[BEGIN Records shown]

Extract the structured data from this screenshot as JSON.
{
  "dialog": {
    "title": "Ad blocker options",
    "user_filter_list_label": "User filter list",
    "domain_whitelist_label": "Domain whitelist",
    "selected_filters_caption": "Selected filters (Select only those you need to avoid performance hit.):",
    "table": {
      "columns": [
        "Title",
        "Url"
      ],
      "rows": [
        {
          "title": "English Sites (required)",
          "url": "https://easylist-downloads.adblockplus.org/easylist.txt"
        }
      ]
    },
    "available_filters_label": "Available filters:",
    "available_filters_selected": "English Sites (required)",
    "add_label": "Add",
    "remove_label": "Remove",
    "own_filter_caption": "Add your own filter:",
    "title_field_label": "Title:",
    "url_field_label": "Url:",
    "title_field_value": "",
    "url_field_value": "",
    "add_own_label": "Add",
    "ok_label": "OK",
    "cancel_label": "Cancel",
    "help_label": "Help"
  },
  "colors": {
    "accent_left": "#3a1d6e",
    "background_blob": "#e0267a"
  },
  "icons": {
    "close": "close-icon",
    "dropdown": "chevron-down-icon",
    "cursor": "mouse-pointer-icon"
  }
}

[END Records shown]
[BEGIN Records shown]

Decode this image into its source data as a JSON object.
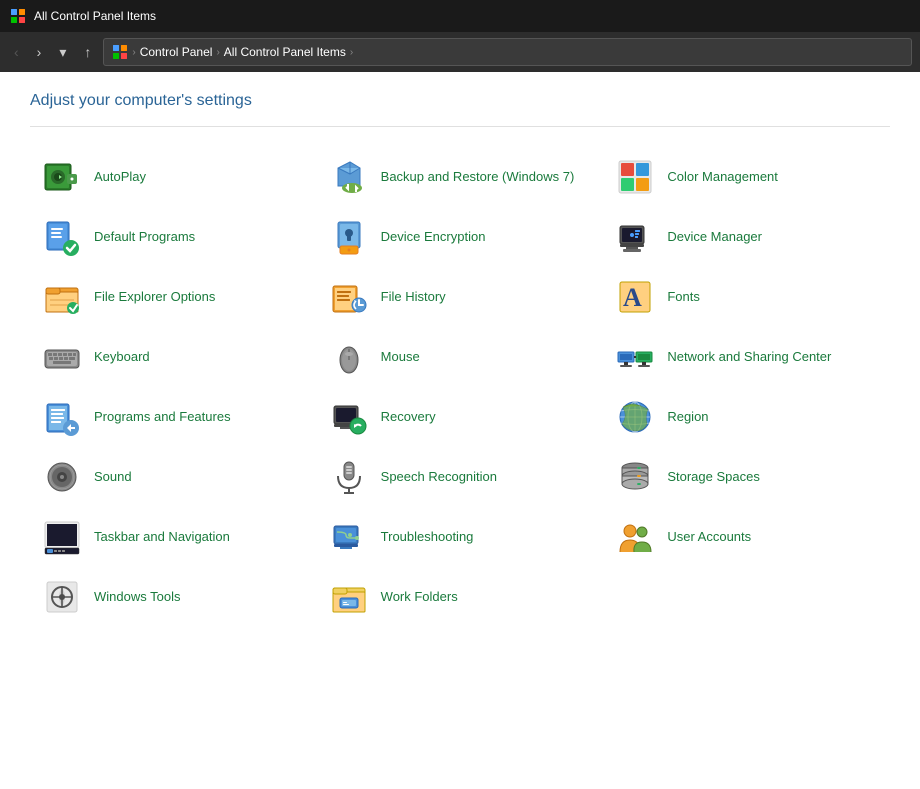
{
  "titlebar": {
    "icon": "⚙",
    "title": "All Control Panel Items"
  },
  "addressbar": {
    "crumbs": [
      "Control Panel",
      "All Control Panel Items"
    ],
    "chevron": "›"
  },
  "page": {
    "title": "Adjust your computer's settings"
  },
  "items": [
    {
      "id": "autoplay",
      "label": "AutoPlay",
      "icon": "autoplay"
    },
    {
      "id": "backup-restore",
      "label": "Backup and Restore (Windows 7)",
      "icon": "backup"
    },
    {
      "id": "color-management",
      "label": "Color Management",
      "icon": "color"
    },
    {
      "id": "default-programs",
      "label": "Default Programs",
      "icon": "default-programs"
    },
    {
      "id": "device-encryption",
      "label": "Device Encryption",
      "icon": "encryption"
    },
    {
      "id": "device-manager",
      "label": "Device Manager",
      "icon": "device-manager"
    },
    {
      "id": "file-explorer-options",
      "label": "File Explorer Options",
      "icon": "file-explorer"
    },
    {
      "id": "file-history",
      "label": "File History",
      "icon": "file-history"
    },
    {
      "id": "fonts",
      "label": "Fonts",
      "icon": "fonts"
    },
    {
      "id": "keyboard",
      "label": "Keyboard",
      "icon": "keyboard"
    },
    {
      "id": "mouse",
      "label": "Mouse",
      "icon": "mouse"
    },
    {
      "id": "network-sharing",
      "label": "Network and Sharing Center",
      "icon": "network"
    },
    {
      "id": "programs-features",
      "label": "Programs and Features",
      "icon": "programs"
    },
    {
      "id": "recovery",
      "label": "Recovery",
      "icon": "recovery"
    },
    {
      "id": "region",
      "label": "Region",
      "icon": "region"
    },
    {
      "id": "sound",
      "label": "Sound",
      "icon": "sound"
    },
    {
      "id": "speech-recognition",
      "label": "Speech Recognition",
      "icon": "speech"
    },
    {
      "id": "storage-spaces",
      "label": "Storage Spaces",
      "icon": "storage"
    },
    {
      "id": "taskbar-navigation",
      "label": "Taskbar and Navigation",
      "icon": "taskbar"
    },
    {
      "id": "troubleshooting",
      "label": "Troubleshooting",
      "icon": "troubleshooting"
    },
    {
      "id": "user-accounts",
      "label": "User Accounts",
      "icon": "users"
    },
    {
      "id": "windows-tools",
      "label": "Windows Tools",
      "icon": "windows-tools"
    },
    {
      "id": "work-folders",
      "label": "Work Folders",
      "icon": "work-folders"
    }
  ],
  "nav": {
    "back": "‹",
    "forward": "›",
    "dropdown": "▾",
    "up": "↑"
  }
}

[END Records shown]

- Exercise prompt -
In the entries above, find each line with the word "JSON" and copy it.

- Answer -
Extract the structured data from this screenshot as JSON.
Decode this image into its source data as a JSON object.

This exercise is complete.